Raw data:

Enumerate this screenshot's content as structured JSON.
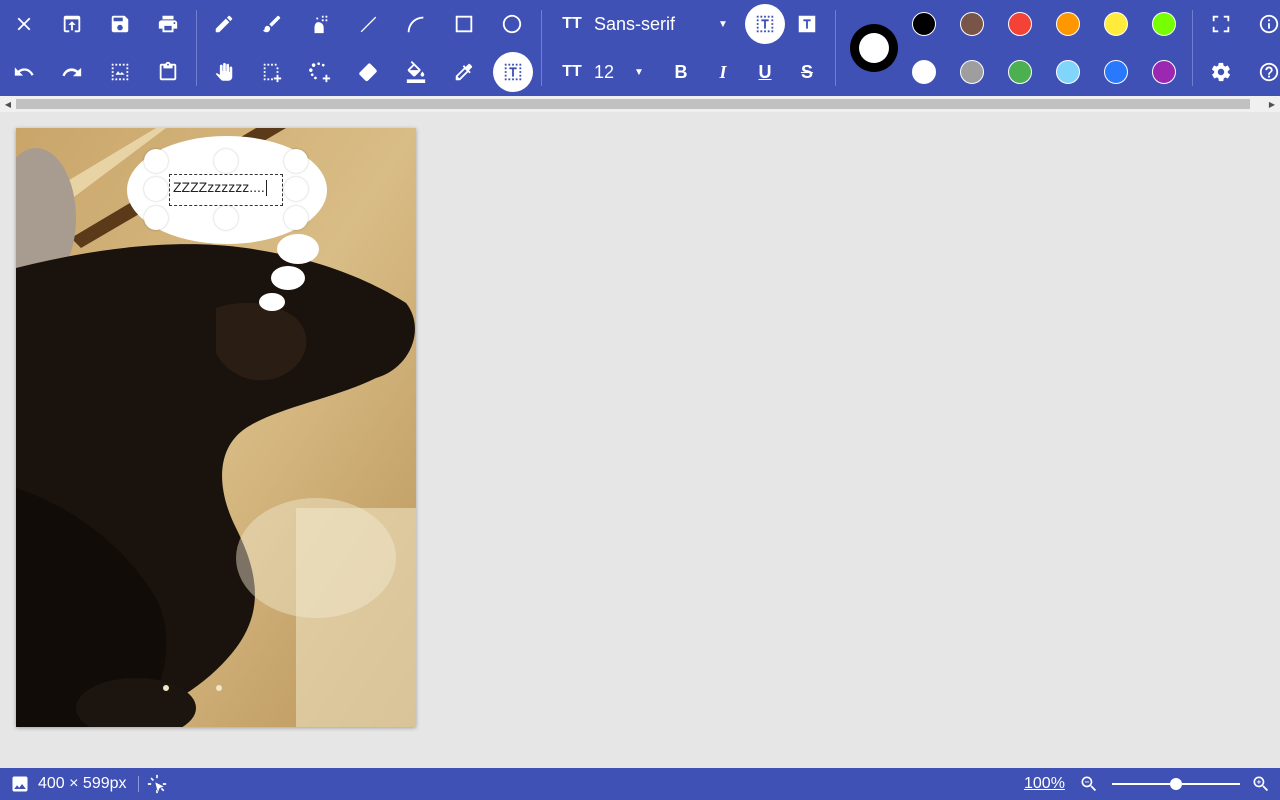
{
  "toolbar": {
    "font_family": "Sans-serif",
    "font_size": "12",
    "font_icon_label": "TT",
    "format": {
      "bold": "B",
      "italic": "I",
      "underline": "U",
      "strike": "S"
    },
    "palette_row1": [
      "#000000",
      "#795548",
      "#f44336",
      "#ff9800",
      "#ffeb3b",
      "#76ff03"
    ],
    "palette_row2": [
      "#ffffff",
      "#9e9e9e",
      "#4caf50",
      "#81d4fa",
      "#2979ff",
      "#9c27b0"
    ],
    "current_color": {
      "outline": "#000000",
      "fill": "#ffffff"
    },
    "accent": "#3f51b5"
  },
  "canvas": {
    "bubble_text": "ZZZZzzzzzz...."
  },
  "status": {
    "image_size": "400 × 599px",
    "zoom": "100%"
  }
}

Job: Retype the whole listing exactly and leave the pictures out.

Task answer:
Enumerate this screenshot's content as structured JSON.
{
  "toolbar": {
    "font_family": "Sans-serif",
    "font_size": "12",
    "font_icon_label": "TT",
    "format": {
      "bold": "B",
      "italic": "I",
      "underline": "U",
      "strike": "S"
    },
    "palette_row1": [
      "#000000",
      "#795548",
      "#f44336",
      "#ff9800",
      "#ffeb3b",
      "#76ff03"
    ],
    "palette_row2": [
      "#ffffff",
      "#9e9e9e",
      "#4caf50",
      "#81d4fa",
      "#2979ff",
      "#9c27b0"
    ],
    "current_color": {
      "outline": "#000000",
      "fill": "#ffffff"
    },
    "accent": "#3f51b5"
  },
  "canvas": {
    "bubble_text": "ZZZZzzzzzz...."
  },
  "status": {
    "image_size": "400 × 599px",
    "zoom": "100%"
  }
}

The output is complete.